> _WHAT YOU ARE ASKED TO DO_
Count the lines below that contain the word "name", and reply with only that number.
-----
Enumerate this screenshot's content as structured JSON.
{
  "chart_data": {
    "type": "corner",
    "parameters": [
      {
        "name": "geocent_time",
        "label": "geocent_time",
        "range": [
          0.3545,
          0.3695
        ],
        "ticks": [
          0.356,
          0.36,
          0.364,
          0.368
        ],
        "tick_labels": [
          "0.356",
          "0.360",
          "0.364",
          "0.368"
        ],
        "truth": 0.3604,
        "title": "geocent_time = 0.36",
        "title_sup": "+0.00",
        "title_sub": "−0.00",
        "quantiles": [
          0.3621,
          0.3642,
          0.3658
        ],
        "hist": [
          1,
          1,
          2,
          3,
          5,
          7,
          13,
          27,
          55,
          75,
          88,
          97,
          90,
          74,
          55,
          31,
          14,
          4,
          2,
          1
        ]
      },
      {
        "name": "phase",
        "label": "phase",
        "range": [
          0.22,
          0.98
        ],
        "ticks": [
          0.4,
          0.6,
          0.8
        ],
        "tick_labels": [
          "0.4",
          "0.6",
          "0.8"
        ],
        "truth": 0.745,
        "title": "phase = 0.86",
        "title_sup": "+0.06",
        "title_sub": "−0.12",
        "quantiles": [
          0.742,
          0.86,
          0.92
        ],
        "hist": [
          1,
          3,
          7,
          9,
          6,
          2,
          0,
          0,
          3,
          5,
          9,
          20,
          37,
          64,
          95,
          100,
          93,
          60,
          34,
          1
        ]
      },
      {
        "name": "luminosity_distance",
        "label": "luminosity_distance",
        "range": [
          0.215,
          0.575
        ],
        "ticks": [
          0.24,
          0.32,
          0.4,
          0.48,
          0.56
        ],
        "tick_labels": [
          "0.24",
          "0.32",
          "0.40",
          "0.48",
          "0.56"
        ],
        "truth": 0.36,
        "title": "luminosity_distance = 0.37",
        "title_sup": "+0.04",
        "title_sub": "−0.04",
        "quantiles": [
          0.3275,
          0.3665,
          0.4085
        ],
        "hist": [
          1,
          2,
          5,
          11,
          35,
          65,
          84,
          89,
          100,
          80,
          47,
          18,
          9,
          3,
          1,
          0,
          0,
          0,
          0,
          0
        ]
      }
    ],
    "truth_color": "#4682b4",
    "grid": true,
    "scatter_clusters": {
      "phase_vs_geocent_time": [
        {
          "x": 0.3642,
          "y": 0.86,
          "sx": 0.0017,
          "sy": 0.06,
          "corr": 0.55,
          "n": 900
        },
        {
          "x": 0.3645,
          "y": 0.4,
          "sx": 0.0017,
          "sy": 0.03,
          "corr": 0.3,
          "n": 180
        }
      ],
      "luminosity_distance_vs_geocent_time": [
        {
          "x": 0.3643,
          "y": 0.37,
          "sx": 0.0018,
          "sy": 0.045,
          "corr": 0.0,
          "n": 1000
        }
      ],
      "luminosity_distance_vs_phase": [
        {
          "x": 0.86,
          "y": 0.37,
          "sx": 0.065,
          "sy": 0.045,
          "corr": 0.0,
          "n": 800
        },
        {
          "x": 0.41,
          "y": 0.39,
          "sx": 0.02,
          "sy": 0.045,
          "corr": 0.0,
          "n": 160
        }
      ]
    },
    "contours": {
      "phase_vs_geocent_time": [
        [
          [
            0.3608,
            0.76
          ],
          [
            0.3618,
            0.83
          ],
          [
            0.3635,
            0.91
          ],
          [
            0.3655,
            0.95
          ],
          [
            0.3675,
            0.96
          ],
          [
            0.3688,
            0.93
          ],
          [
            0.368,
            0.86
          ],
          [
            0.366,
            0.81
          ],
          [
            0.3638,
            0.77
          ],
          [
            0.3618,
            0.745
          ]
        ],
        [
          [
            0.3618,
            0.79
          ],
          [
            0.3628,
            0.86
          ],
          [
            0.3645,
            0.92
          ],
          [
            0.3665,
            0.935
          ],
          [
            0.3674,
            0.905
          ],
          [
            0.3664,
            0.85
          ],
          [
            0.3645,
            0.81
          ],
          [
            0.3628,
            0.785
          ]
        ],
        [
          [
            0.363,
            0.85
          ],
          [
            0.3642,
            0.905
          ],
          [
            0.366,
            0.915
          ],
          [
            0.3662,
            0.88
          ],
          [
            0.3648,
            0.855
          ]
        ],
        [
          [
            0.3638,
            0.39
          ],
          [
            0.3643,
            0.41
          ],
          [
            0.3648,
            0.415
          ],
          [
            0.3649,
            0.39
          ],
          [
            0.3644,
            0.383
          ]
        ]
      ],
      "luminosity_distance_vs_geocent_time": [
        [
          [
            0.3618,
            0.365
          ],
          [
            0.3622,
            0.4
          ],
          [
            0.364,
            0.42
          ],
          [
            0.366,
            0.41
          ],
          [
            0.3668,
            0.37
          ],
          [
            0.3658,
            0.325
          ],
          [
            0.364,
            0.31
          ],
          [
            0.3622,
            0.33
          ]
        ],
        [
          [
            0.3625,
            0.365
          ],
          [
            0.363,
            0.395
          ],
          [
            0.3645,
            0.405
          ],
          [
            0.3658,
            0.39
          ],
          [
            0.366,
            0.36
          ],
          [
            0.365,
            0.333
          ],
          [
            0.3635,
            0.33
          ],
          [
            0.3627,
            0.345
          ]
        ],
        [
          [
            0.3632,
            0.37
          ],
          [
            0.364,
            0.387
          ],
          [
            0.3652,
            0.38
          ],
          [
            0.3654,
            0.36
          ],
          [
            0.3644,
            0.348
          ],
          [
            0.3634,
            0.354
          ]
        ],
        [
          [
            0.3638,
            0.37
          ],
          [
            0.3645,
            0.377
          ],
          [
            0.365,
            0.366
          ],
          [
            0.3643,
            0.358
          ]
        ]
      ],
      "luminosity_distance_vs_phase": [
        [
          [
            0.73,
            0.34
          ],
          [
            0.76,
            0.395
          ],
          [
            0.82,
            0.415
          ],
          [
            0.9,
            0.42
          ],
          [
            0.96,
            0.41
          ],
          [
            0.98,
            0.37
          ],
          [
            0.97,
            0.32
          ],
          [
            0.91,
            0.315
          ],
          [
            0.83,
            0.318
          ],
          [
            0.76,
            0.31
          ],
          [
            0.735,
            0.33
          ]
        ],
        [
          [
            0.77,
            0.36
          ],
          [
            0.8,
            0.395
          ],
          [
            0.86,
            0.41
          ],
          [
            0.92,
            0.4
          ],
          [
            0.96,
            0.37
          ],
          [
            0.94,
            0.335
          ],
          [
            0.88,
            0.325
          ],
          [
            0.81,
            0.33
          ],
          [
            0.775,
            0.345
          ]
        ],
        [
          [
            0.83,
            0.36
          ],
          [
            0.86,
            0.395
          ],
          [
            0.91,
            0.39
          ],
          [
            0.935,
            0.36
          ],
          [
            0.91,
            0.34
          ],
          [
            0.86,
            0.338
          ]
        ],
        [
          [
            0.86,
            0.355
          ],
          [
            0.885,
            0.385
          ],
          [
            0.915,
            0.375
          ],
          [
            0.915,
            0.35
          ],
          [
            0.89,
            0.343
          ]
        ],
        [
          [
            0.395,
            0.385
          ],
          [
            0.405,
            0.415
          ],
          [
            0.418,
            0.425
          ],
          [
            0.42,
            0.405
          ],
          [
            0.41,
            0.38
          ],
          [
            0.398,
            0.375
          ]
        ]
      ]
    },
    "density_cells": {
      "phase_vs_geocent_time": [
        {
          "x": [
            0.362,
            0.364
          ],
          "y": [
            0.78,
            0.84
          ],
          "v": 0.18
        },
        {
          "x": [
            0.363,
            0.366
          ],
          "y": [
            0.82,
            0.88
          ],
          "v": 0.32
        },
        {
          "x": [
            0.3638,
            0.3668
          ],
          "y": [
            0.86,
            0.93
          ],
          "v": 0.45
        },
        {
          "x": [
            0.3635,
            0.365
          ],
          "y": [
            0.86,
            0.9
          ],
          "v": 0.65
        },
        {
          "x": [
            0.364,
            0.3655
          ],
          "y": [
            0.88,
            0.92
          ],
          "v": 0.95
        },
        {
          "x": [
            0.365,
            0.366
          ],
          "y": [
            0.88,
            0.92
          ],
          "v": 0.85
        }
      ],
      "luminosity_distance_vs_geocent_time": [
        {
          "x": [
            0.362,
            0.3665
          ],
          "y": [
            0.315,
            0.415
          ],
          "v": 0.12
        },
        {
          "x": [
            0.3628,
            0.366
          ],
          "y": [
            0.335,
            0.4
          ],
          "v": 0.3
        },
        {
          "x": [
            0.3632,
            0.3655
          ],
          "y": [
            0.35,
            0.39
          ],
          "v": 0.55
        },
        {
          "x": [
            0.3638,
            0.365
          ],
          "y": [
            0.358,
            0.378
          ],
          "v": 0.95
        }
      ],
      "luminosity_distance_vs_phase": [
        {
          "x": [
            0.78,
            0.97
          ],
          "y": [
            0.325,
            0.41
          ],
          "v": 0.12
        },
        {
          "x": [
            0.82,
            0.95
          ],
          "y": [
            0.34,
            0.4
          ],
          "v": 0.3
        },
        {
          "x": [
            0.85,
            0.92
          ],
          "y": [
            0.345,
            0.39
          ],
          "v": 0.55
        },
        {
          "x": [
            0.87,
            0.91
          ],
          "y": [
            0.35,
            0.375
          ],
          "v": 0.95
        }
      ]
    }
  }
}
-----
> _SOLUTION BELOW_
3